Show every line in the records below that contains the word "Organic".
── Dataset records ──
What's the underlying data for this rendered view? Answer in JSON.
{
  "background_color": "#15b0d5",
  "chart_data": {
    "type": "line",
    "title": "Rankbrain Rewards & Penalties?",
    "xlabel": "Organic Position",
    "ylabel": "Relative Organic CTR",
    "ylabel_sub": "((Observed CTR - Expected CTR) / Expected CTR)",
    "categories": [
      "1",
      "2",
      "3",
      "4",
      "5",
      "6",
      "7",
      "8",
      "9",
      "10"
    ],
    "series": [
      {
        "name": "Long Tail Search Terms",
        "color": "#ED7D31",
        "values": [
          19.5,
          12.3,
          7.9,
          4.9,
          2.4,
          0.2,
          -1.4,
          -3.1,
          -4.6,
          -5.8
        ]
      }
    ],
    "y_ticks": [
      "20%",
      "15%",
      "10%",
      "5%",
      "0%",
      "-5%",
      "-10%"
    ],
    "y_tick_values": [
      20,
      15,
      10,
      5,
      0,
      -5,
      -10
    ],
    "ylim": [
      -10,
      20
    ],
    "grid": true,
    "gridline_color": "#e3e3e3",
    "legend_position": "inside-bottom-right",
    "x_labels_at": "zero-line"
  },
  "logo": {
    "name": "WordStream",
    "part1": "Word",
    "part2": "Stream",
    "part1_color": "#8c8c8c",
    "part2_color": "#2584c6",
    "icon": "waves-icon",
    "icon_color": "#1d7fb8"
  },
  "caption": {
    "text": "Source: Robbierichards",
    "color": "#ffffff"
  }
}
───
- _Output of the task_:
    "xlabel": "Organic Position",
    "ylabel": "Relative Organic CTR",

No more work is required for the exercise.